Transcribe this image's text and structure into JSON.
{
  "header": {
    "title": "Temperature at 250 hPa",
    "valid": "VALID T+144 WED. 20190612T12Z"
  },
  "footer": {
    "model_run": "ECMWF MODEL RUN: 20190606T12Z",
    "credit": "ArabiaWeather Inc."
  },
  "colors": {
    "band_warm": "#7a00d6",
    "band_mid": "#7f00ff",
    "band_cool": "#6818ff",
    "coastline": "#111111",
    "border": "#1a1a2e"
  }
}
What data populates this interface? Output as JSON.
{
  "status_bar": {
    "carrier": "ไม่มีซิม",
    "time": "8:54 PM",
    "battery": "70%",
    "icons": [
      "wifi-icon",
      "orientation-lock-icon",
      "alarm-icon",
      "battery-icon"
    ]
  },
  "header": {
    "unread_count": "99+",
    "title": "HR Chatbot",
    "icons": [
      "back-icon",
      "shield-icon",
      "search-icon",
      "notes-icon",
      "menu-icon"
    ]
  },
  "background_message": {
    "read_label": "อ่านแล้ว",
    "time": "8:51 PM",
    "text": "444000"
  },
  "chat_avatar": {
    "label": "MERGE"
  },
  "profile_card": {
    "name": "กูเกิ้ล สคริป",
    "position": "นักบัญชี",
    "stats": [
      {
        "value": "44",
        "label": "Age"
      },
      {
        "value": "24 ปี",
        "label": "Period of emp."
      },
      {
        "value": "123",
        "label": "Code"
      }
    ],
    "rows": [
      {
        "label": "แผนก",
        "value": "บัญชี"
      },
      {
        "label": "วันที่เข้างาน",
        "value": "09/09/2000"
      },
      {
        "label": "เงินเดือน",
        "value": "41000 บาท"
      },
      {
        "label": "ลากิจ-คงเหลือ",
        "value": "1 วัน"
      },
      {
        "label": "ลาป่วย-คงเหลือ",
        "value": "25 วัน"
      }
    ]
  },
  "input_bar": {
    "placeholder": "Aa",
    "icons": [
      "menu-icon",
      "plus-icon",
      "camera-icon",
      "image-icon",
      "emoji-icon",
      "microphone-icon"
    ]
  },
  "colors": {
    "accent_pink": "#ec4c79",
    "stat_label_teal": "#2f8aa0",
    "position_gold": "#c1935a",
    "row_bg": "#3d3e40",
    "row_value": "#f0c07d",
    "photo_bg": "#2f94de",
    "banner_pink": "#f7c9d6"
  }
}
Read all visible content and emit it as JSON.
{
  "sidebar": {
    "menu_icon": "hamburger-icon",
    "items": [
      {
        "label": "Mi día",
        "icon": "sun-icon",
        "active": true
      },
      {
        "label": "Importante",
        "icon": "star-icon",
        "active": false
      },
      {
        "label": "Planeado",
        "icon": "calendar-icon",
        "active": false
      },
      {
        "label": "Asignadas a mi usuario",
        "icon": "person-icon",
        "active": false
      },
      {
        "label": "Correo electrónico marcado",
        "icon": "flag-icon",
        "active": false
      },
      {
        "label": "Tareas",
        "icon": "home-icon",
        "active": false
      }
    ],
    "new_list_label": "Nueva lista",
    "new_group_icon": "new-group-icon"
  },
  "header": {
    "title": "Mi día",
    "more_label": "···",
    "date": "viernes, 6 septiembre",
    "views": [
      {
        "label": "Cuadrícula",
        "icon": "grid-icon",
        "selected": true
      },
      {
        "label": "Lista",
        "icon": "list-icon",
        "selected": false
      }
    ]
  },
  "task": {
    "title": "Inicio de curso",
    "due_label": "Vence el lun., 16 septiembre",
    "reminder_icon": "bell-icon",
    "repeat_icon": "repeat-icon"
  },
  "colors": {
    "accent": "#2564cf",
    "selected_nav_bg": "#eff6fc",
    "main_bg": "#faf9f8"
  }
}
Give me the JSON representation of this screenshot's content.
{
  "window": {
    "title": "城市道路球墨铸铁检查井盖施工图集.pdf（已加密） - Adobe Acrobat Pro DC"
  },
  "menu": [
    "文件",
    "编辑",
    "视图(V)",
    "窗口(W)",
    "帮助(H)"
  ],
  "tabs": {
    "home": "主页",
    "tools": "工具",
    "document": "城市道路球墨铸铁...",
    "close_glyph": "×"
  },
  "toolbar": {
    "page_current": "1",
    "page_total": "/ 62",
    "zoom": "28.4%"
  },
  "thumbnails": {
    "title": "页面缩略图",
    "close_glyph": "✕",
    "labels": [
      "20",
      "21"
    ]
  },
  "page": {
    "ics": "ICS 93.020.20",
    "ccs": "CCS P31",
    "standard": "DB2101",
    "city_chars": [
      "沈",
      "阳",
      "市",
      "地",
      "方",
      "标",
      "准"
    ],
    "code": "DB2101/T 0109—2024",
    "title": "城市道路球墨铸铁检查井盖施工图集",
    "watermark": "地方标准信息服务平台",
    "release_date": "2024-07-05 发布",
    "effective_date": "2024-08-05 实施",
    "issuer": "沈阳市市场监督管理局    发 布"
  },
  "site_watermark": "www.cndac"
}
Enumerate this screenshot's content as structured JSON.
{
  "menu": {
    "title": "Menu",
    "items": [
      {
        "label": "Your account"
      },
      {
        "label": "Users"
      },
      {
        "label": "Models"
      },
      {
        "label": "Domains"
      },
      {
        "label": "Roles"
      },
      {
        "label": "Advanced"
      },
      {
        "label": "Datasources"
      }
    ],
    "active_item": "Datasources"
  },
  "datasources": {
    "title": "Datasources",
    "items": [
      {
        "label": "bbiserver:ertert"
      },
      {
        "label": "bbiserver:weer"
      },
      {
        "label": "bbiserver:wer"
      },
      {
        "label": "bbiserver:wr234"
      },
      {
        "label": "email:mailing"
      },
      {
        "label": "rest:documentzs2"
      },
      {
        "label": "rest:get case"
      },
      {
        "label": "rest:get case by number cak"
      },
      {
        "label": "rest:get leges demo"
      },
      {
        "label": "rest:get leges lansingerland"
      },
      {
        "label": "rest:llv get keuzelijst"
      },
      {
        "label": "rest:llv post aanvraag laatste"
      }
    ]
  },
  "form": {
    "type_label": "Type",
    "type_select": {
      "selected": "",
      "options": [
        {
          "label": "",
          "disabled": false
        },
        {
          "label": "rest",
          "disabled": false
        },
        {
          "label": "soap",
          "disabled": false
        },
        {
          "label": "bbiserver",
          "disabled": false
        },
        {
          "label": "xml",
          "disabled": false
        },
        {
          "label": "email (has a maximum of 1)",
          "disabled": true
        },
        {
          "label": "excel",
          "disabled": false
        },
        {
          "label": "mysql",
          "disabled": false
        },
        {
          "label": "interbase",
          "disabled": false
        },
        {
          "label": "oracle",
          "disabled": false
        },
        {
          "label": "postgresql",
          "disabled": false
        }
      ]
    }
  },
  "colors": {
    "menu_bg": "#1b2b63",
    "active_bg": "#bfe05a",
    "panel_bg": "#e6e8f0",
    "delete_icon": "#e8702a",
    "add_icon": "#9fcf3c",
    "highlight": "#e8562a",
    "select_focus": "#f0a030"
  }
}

> **Task objective**
Copy all of the data. Keep every word exactly as it is.

> **Solution for this task**
Transcribe this image's text and structure into JSON.
{
  "header": {
    "title": "Temperature at 250 hPa",
    "valid": "VALID T+144 WED. 20190612T12Z"
  },
  "footer": {
    "model_run": "ECMWF MODEL RUN: 20190606T12Z",
    "credit": "ArabiaWeather Inc."
  },
  "colors": {
    "band_warm": "#7a00d6",
    "band_mid": "#7f00ff",
    "band_cool": "#6818ff",
    "coastline": "#111111",
    "border": "#1a1a2e"
  }
}
What data populates this interface? Output as JSON.
{
  "status_bar": {
    "carrier": "ไม่มีซิม",
    "time": "8:54 PM",
    "battery": "70%",
    "icons": [
      "wifi-icon",
      "orientation-lock-icon",
      "alarm-icon",
      "battery-icon"
    ]
  },
  "header": {
    "unread_count": "99+",
    "title": "HR Chatbot",
    "icons": [
      "back-icon",
      "shield-icon",
      "search-icon",
      "notes-icon",
      "menu-icon"
    ]
  },
  "background_message": {
    "read_label": "อ่านแล้ว",
    "time": "8:51 PM",
    "text": "444000"
  },
  "chat_avatar": {
    "label": "MERGE"
  },
  "profile_card": {
    "name": "กูเกิ้ล สคริป",
    "position": "นักบัญชี",
    "stats": [
      {
        "value": "44",
        "label": "Age"
      },
      {
        "value": "24 ปี",
        "label": "Period of emp."
      },
      {
        "value": "123",
        "label": "Code"
      }
    ],
    "rows": [
      {
        "label": "แผนก",
        "value": "บัญชี"
      },
      {
        "label": "วันที่เข้างาน",
        "value": "09/09/2000"
      },
      {
        "label": "เงินเดือน",
        "value": "41000 บาท"
      },
      {
        "label": "ลากิจ-คงเหลือ",
        "value": "1 วัน"
      },
      {
        "label": "ลาป่วย-คงเหลือ",
        "value": "25 วัน"
      }
    ]
  },
  "input_bar": {
    "placeholder": "Aa",
    "icons": [
      "menu-icon",
      "plus-icon",
      "camera-icon",
      "image-icon",
      "emoji-icon",
      "microphone-icon"
    ]
  },
  "colors": {
    "accent_pink": "#ec4c79",
    "stat_label_teal": "#2f8aa0",
    "position_gold": "#c1935a",
    "row_bg": "#3d3e40",
    "row_value": "#f0c07d",
    "photo_bg": "#2f94de",
    "banner_pink": "#f7c9d6"
  }
}
Read all visible content and emit it as JSON.
{
  "sidebar": {
    "menu_icon": "hamburger-icon",
    "items": [
      {
        "label": "Mi día",
        "icon": "sun-icon",
        "active": true
      },
      {
        "label": "Importante",
        "icon": "star-icon",
        "active": false
      },
      {
        "label": "Planeado",
        "icon": "calendar-icon",
        "active": false
      },
      {
        "label": "Asignadas a mi usuario",
        "icon": "person-icon",
        "active": false
      },
      {
        "label": "Correo electrónico marcado",
        "icon": "flag-icon",
        "active": false
      },
      {
        "label": "Tareas",
        "icon": "home-icon",
        "active": false
      }
    ],
    "new_list_label": "Nueva lista",
    "new_group_icon": "new-group-icon"
  },
  "header": {
    "title": "Mi día",
    "more_label": "···",
    "date": "viernes, 6 septiembre",
    "views": [
      {
        "label": "Cuadrícula",
        "icon": "grid-icon",
        "selected": true
      },
      {
        "label": "Lista",
        "icon": "list-icon",
        "selected": false
      }
    ]
  },
  "task": {
    "title": "Inicio de curso",
    "due_label": "Vence el lun., 16 septiembre",
    "reminder_icon": "bell-icon",
    "repeat_icon": "repeat-icon"
  },
  "colors": {
    "accent": "#2564cf",
    "selected_nav_bg": "#eff6fc",
    "main_bg": "#faf9f8"
  }
}
Give me the JSON representation of this screenshot's content.
{
  "window": {
    "title": "城市道路球墨铸铁检查井盖施工图集.pdf（已加密） - Adobe Acrobat Pro DC"
  },
  "menu": [
    "文件",
    "编辑",
    "视图(V)",
    "窗口(W)",
    "帮助(H)"
  ],
  "tabs": {
    "home": "主页",
    "tools": "工具",
    "document": "城市道路球墨铸铁...",
    "close_glyph": "×"
  },
  "toolbar": {
    "page_current": "1",
    "page_total": "/ 62",
    "zoom": "28.4%"
  },
  "thumbnails": {
    "title": "页面缩略图",
    "close_glyph": "✕",
    "labels": [
      "20",
      "21"
    ]
  },
  "page": {
    "ics": "ICS 93.020.20",
    "ccs": "CCS P31",
    "standard": "DB2101",
    "city_chars": [
      "沈",
      "阳",
      "市",
      "地",
      "方",
      "标",
      "准"
    ],
    "code": "DB2101/T 0109—2024",
    "title": "城市道路球墨铸铁检查井盖施工图集",
    "watermark": "地方标准信息服务平台",
    "release_date": "2024-07-05 发布",
    "effective_date": "2024-08-05 实施",
    "issuer": "沈阳市市场监督管理局    发 布"
  },
  "site_watermark": "www.cndac"
}
Enumerate this screenshot's content as structured JSON.
{
  "menu": {
    "title": "Menu",
    "items": [
      {
        "label": "Your account"
      },
      {
        "label": "Users"
      },
      {
        "label": "Models"
      },
      {
        "label": "Domains"
      },
      {
        "label": "Roles"
      },
      {
        "label": "Advanced"
      },
      {
        "label": "Datasources"
      }
    ],
    "active_item": "Datasources"
  },
  "datasources": {
    "title": "Datasources",
    "items": [
      {
        "label": "bbiserver:ertert"
      },
      {
        "label": "bbiserver:weer"
      },
      {
        "label": "bbiserver:wer"
      },
      {
        "label": "bbiserver:wr234"
      },
      {
        "label": "email:mailing"
      },
      {
        "label": "rest:documentzs2"
      },
      {
        "label": "rest:get case"
      },
      {
        "label": "rest:get case by number cak"
      },
      {
        "label": "rest:get leges demo"
      },
      {
        "label": "rest:get leges lansingerland"
      },
      {
        "label": "rest:llv get keuzelijst"
      },
      {
        "label": "rest:llv post aanvraag laatste"
      }
    ]
  },
  "form": {
    "type_label": "Type",
    "type_select": {
      "selected": "",
      "options": [
        {
          "label": "",
          "disabled": false
        },
        {
          "label": "rest",
          "disabled": false
        },
        {
          "label": "soap",
          "disabled": false
        },
        {
          "label": "bbiserver",
          "disabled": false
        },
        {
          "label": "xml",
          "disabled": false
        },
        {
          "label": "email (has a maximum of 1)",
          "disabled": true
        },
        {
          "label": "excel",
          "disabled": false
        },
        {
          "label": "mysql",
          "disabled": false
        },
        {
          "label": "interbase",
          "disabled": false
        },
        {
          "label": "oracle",
          "disabled": false
        },
        {
          "label": "postgresql",
          "disabled": false
        }
      ]
    }
  },
  "colors": {
    "menu_bg": "#1b2b63",
    "active_bg": "#bfe05a",
    "panel_bg": "#e6e8f0",
    "delete_icon": "#e8702a",
    "add_icon": "#9fcf3c",
    "highlight": "#e8562a",
    "select_focus": "#f0a030"
  }
}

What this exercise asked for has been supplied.